Exercise material:
___

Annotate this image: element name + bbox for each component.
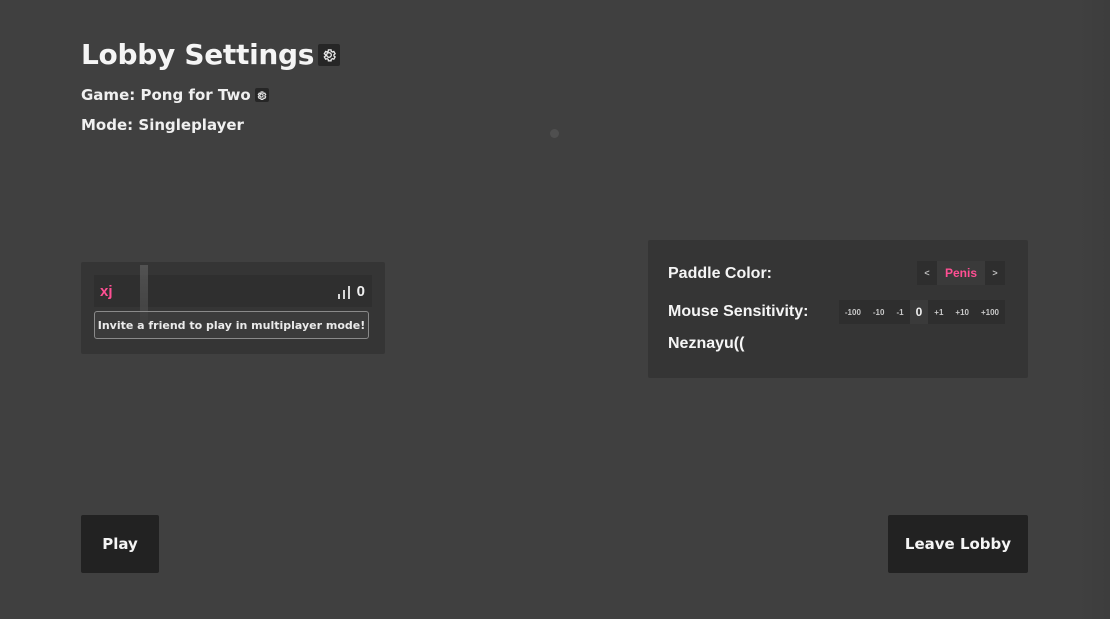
page-title: Lobby Settings (81, 38, 315, 71)
invite-friend-button[interactable]: Invite a friend to play in multiplayer m… (94, 311, 369, 339)
game-info: Game: Pong for Two (81, 86, 269, 104)
pong-ball (550, 129, 559, 138)
paddle-color-label: Paddle Color: (668, 265, 773, 282)
sensitivity-value: 0 (909, 300, 929, 324)
ping-indicator: 0 (337, 283, 365, 300)
player-name: xj (100, 283, 113, 300)
paddle-color-picker: < Penis > (916, 261, 1005, 285)
mode-label: Mode: (81, 116, 134, 134)
page-header: Lobby Settings (81, 38, 341, 71)
color-prev-button[interactable]: < (917, 261, 937, 285)
sensitivity-plus-10-button[interactable]: +10 (949, 300, 975, 324)
gear-icon[interactable] (254, 88, 269, 102)
play-button[interactable]: Play (81, 515, 159, 573)
sensitivity-minus-100-button[interactable]: -100 (839, 300, 867, 324)
mouse-sensitivity-stepper: -100 -10 -1 0 +1 +10 +100 (838, 300, 1005, 324)
player-row: xj 0 (94, 275, 372, 307)
settings-panel: Paddle Color: < Penis > Mouse Sensitivit… (648, 240, 1028, 378)
gear-icon[interactable] (318, 43, 341, 66)
color-next-button[interactable]: > (985, 261, 1005, 285)
leave-lobby-button[interactable]: Leave Lobby (888, 515, 1028, 573)
sensitivity-plus-1-button[interactable]: +1 (928, 300, 949, 324)
mouse-sensitivity-label: Mouse Sensitivity: (668, 303, 809, 320)
sensitivity-minus-10-button[interactable]: -10 (867, 300, 891, 324)
paddle-color-value: Penis (936, 261, 985, 285)
sensitivity-minus-1-button[interactable]: -1 (890, 300, 909, 324)
player-panel: xj 0 Invite a friend to play in multipla… (81, 262, 385, 354)
game-value: Pong for Two (140, 86, 251, 104)
right-edge-shade (1076, 0, 1110, 619)
signal-bars-icon (337, 285, 350, 299)
ping-value: 0 (356, 283, 365, 300)
mode-value: Singleplayer (138, 116, 244, 134)
game-label: Game: (81, 86, 136, 104)
sensitivity-plus-100-button[interactable]: +100 (975, 300, 1005, 324)
mode-info: Mode: Singleplayer (81, 116, 244, 134)
extra-setting-label: Neznayu(( (668, 335, 745, 352)
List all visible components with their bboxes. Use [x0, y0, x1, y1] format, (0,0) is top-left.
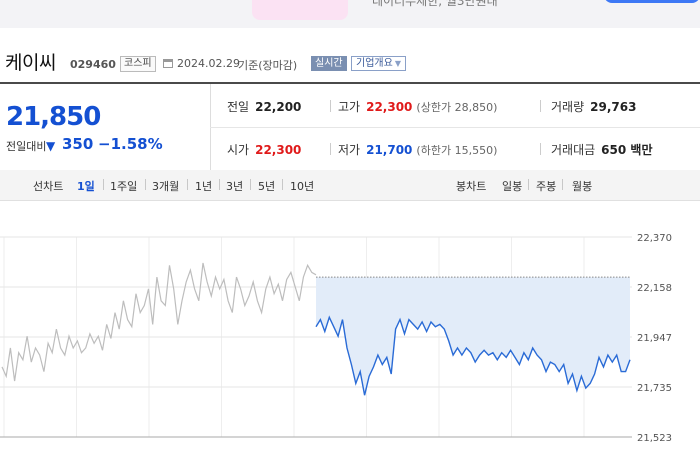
- today-area-fill: [316, 277, 630, 396]
- tab-10year[interactable]: 10년: [290, 178, 314, 194]
- chevron-down-icon: ▼: [394, 59, 401, 68]
- realtime-badge[interactable]: 실시간: [311, 56, 347, 71]
- down-arrow-icon: ▼: [46, 139, 56, 153]
- lower-limit: (하한가 15,550): [416, 144, 498, 157]
- y-tick-label: 22,158: [637, 283, 672, 294]
- change-rate: −1.58%: [98, 135, 163, 153]
- y-tick-label: 21,523: [637, 433, 672, 444]
- tab-divider: [562, 179, 563, 190]
- tab-1day[interactable]: 1일: [77, 178, 95, 194]
- open-price: 시가 22,300: [227, 141, 301, 158]
- high-value: 22,300: [366, 100, 413, 114]
- tab-3year[interactable]: 3년: [226, 178, 243, 194]
- tab-divider: [282, 179, 283, 190]
- series-prev-day-line: [1, 262, 317, 382]
- tab-divider: [528, 179, 529, 190]
- tab-monthly-candle[interactable]: 월봉: [572, 178, 592, 194]
- tab-3month[interactable]: 3개월: [152, 178, 179, 194]
- trade-amount: 거래대금 650 백만: [551, 141, 652, 158]
- volume-value: 29,763: [590, 100, 637, 114]
- quote-date-suffix: 기준(장마감): [238, 59, 298, 72]
- stock-header: 케이씨 029460 코스피 2024.02.29 기준(장마감) 실시간 기업…: [0, 28, 700, 82]
- lower-limit-label: 하한가: [420, 144, 452, 157]
- open-value: 22,300: [255, 143, 302, 157]
- company-overview-button[interactable]: 기업개요 ▼: [351, 56, 406, 71]
- tab-1year[interactable]: 1년: [195, 178, 212, 194]
- volume: 거래량 29,763: [551, 98, 636, 115]
- tab-weekly-candle[interactable]: 주봉: [536, 178, 556, 194]
- quote-date: 2024.02.29: [177, 57, 240, 70]
- tab-divider: [187, 179, 188, 190]
- divider: [210, 127, 700, 128]
- divider: [540, 143, 541, 155]
- candle-chart-label: 봉차트: [456, 180, 487, 193]
- lower-limit-value: 15,550: [454, 144, 494, 157]
- line-chart-label: 선차트: [33, 180, 64, 193]
- stock-name: 케이씨: [5, 52, 56, 74]
- divider: [330, 143, 331, 155]
- high-price: 고가 22,300 (상한가 28,850): [338, 98, 497, 115]
- prev-close-value: 22,200: [255, 100, 302, 114]
- tab-1week[interactable]: 1주일: [110, 178, 137, 194]
- low-label: 저가: [338, 143, 361, 157]
- quote-panel: 21,850 전일대비 ▼ 350 −1.58% 전일 22,200 고가 22,3…: [0, 82, 700, 173]
- intraday-price-chart[interactable]: 22,370 22,158 21,947 21,735 21,523: [0, 200, 700, 450]
- ad-button[interactable]: [604, 0, 700, 3]
- change-label: 전일대비: [6, 140, 47, 153]
- tab-divider: [250, 179, 251, 190]
- tab-5year[interactable]: 5년: [258, 178, 275, 194]
- divider: [540, 100, 541, 112]
- prev-close: 전일 22,200: [227, 98, 301, 115]
- current-price: 21,850: [6, 102, 101, 132]
- open-label: 시가: [227, 143, 250, 157]
- low-price: 저가 21,700 (하한가 15,550): [338, 141, 497, 158]
- y-tick-label: 22,370: [637, 233, 672, 244]
- upper-limit-value: 28,850: [454, 101, 494, 114]
- market-badge: 코스피: [120, 56, 156, 72]
- y-tick-label: 21,947: [637, 333, 672, 344]
- upper-limit-label: 상한가: [420, 101, 452, 114]
- volume-label: 거래량: [551, 100, 585, 114]
- low-value: 21,700: [366, 143, 413, 157]
- tab-divider: [219, 179, 220, 190]
- amount-value: 650 백만: [601, 143, 653, 157]
- high-label: 고가: [338, 100, 361, 114]
- chart-tabs: 선차트 1일 1주일 3개월 1년 3년 5년 10년 봉차트 일봉 주봉 월봉: [0, 170, 700, 201]
- calendar-icon: [163, 59, 173, 68]
- prev-close-label: 전일: [227, 100, 250, 114]
- upper-limit: (상한가 28,850): [416, 101, 498, 114]
- ad-image[interactable]: [252, 0, 348, 20]
- tab-daily-candle[interactable]: 일봉: [502, 178, 522, 194]
- divider: [330, 100, 331, 112]
- change-value: 350: [62, 135, 94, 153]
- top-banner: 데이터무제한, 월3만원대: [0, 0, 700, 28]
- company-overview-label: 기업개요: [356, 58, 393, 69]
- ad-text[interactable]: 데이터무제한, 월3만원대: [372, 0, 498, 9]
- tab-divider: [103, 179, 104, 190]
- tab-divider: [145, 179, 146, 190]
- y-tick-label: 21,735: [637, 383, 672, 394]
- stock-code: 029460: [70, 58, 116, 71]
- amount-label: 거래대금: [551, 143, 596, 157]
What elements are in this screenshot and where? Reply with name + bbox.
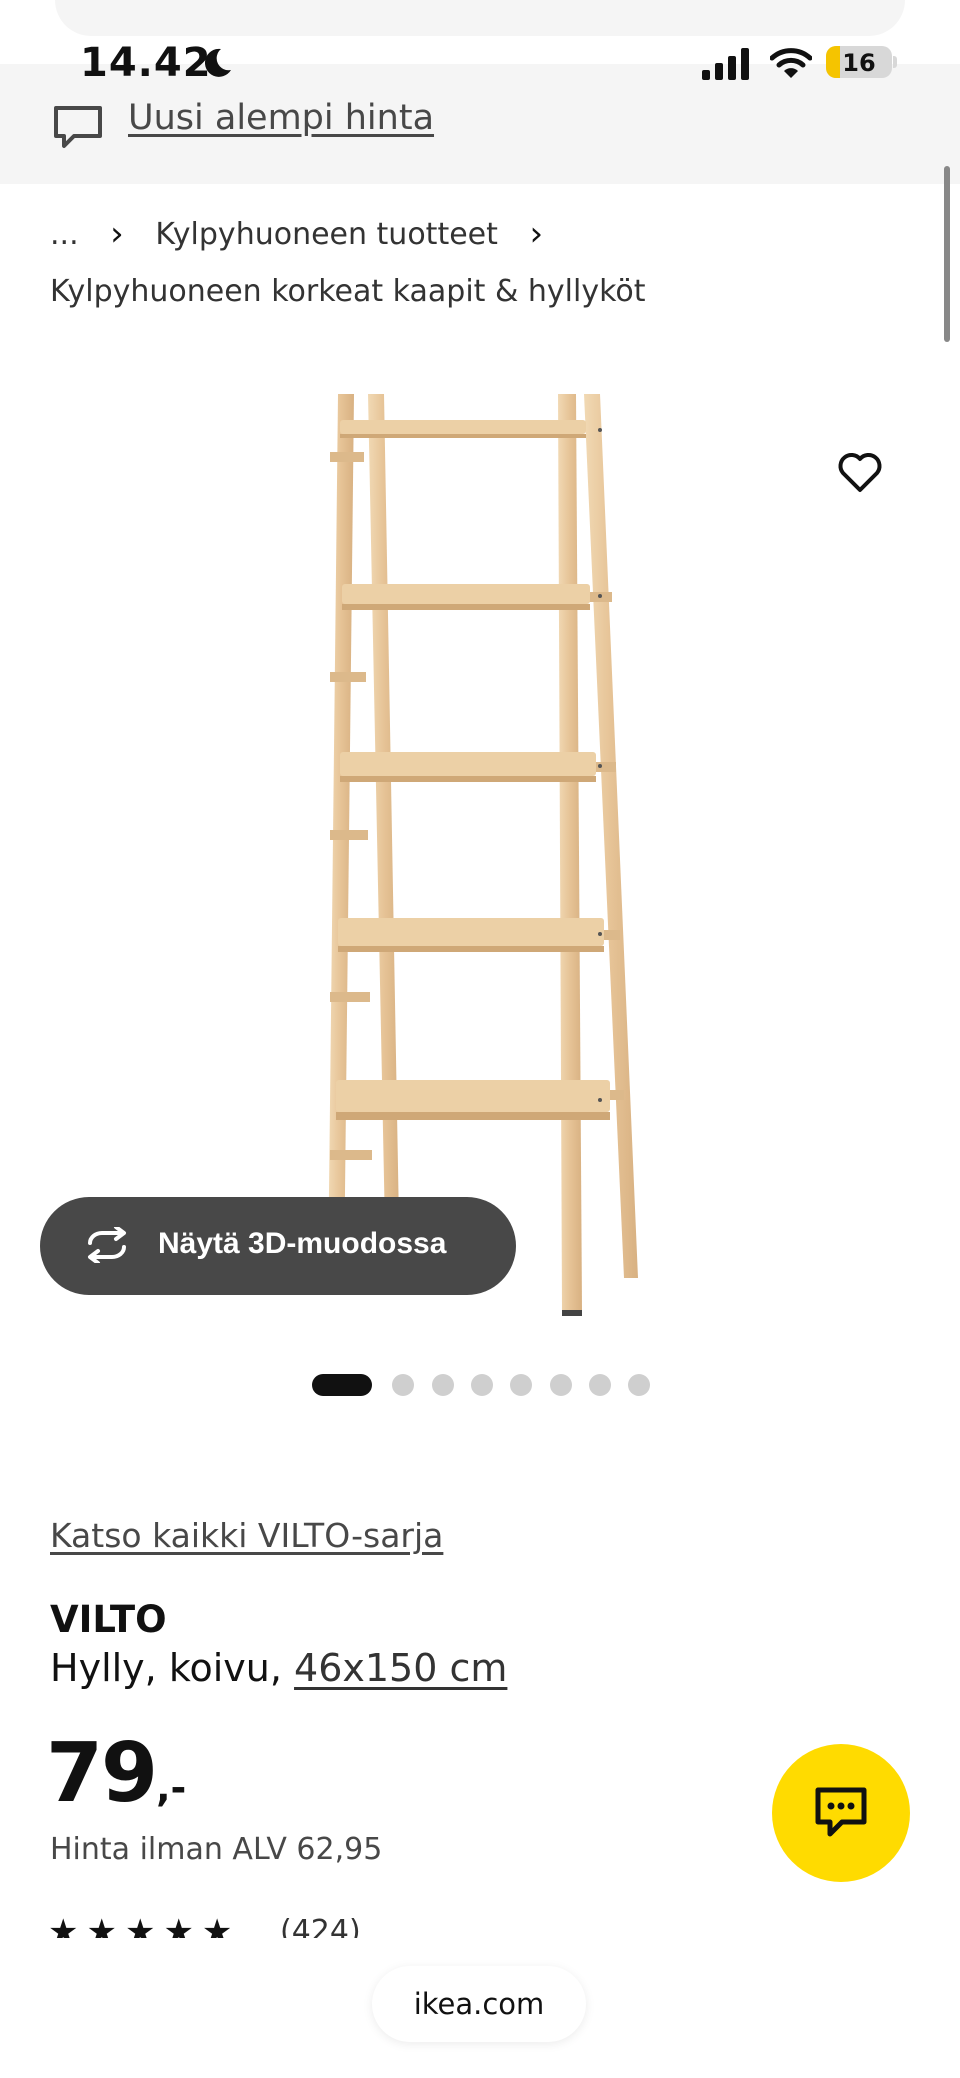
price-integer: 79 bbox=[46, 1726, 158, 1821]
product-type: Hylly, koivu, bbox=[50, 1646, 282, 1690]
pagination-dot[interactable] bbox=[392, 1374, 414, 1396]
battery-level: 16 bbox=[842, 49, 876, 77]
pagination-dot[interactable] bbox=[471, 1374, 493, 1396]
wifi-icon bbox=[770, 48, 812, 78]
breadcrumb-level1[interactable]: Kylpyhuoneen tuotteet bbox=[155, 217, 498, 252]
status-bar: 14.42 16 bbox=[0, 36, 960, 92]
breadcrumb-level2[interactable]: Kylpyhuoneen korkeat kaapit & hyllyköt bbox=[50, 274, 646, 309]
dimensions-link[interactable]: 46x150 cm bbox=[294, 1646, 507, 1690]
pagination-dot[interactable] bbox=[550, 1374, 572, 1396]
lower-price-link[interactable]: Uusi alempi hinta bbox=[128, 98, 434, 138]
speech-bubble-icon bbox=[54, 106, 102, 148]
battery-tip bbox=[893, 56, 897, 68]
status-time: 14.42 bbox=[80, 40, 212, 86]
pagination-dot[interactable] bbox=[510, 1374, 532, 1396]
chevron-right-icon: › bbox=[529, 214, 544, 254]
product-rating[interactable]: ★★★★★ (424) bbox=[48, 1908, 388, 1938]
browser-top-cap bbox=[55, 0, 905, 36]
heart-icon[interactable] bbox=[836, 448, 884, 496]
pagination-dot[interactable] bbox=[628, 1374, 650, 1396]
series-link[interactable]: Katso kaikki VILTO-sarja bbox=[50, 1516, 443, 1555]
breadcrumb-ellipsis[interactable]: ... bbox=[50, 217, 79, 252]
rating-stars-icon: ★★★★★ bbox=[48, 1912, 241, 1938]
view-3d-label: Näytä 3D-muodossa bbox=[158, 1227, 447, 1260]
chat-button[interactable] bbox=[772, 1744, 910, 1882]
pagination-dot[interactable] bbox=[432, 1374, 454, 1396]
battery-indicator: 16 bbox=[826, 46, 892, 78]
product-name: VILTO bbox=[50, 1598, 167, 1641]
rating-count: (424) bbox=[280, 1914, 361, 1938]
cellular-signal-icon bbox=[702, 48, 749, 80]
price-excl-vat: Hinta ilman ALV 62,95 bbox=[50, 1832, 383, 1867]
product-image[interactable] bbox=[300, 380, 700, 1320]
view-3d-button[interactable]: Näytä 3D-muodossa bbox=[40, 1197, 516, 1295]
pagination-dot-active[interactable] bbox=[312, 1374, 372, 1396]
product-price: 79,- bbox=[46, 1726, 186, 1821]
scrollbar[interactable] bbox=[944, 166, 950, 342]
chevron-right-icon: › bbox=[110, 214, 124, 254]
rotate-icon bbox=[88, 1227, 126, 1263]
product-description: Hylly, koivu, 46x150 cm bbox=[50, 1646, 507, 1690]
pagination-dot[interactable] bbox=[589, 1374, 611, 1396]
moon-icon bbox=[204, 48, 231, 77]
breadcrumb: ... › Kylpyhuoneen tuotteet › bbox=[50, 214, 565, 254]
price-suffix: ,- bbox=[156, 1766, 187, 1810]
chat-icon bbox=[815, 1787, 867, 1837]
browser-address-bar[interactable]: ikea.com bbox=[372, 1966, 586, 2042]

___

Requirements: Update the lines between the one holding "page-title: Lobby Settings (81, 38, 315, 71)" and the one holding "mouse-sensitivity-stepper: -100 -10", inclusive, by changing "interactable" to "clickable" and keeping everything else the same. Return only those lines.

Response:
page-title: Lobby Settings (81, 38, 315, 71)
invite-friend-button[clickable]: Invite a friend to play in multiplayer m… (94, 311, 369, 339)
game-info: Game: Pong for Two (81, 86, 269, 104)
pong-ball (550, 129, 559, 138)
paddle-color-label: Paddle Color: (668, 265, 773, 282)
sensitivity-value: 0 (909, 300, 929, 324)
ping-indicator: 0 (337, 283, 365, 300)
player-name: xj (100, 283, 113, 300)
paddle-color-picker: < Penis > (916, 261, 1005, 285)
mode-label: Mode: (81, 116, 134, 134)
page-header: Lobby Settings (81, 38, 341, 71)
color-prev-button[clickable]: < (917, 261, 937, 285)
sensitivity-plus-10-button[clickable]: +10 (949, 300, 975, 324)
gear-icon[clickable] (254, 88, 269, 102)
play-button[clickable]: Play (81, 515, 159, 573)
sensitivity-minus-100-button[clickable]: -100 (839, 300, 867, 324)
mouse-sensitivity-stepper: -100 -10 -1 0 +1 +10 +100 (838, 300, 1005, 324)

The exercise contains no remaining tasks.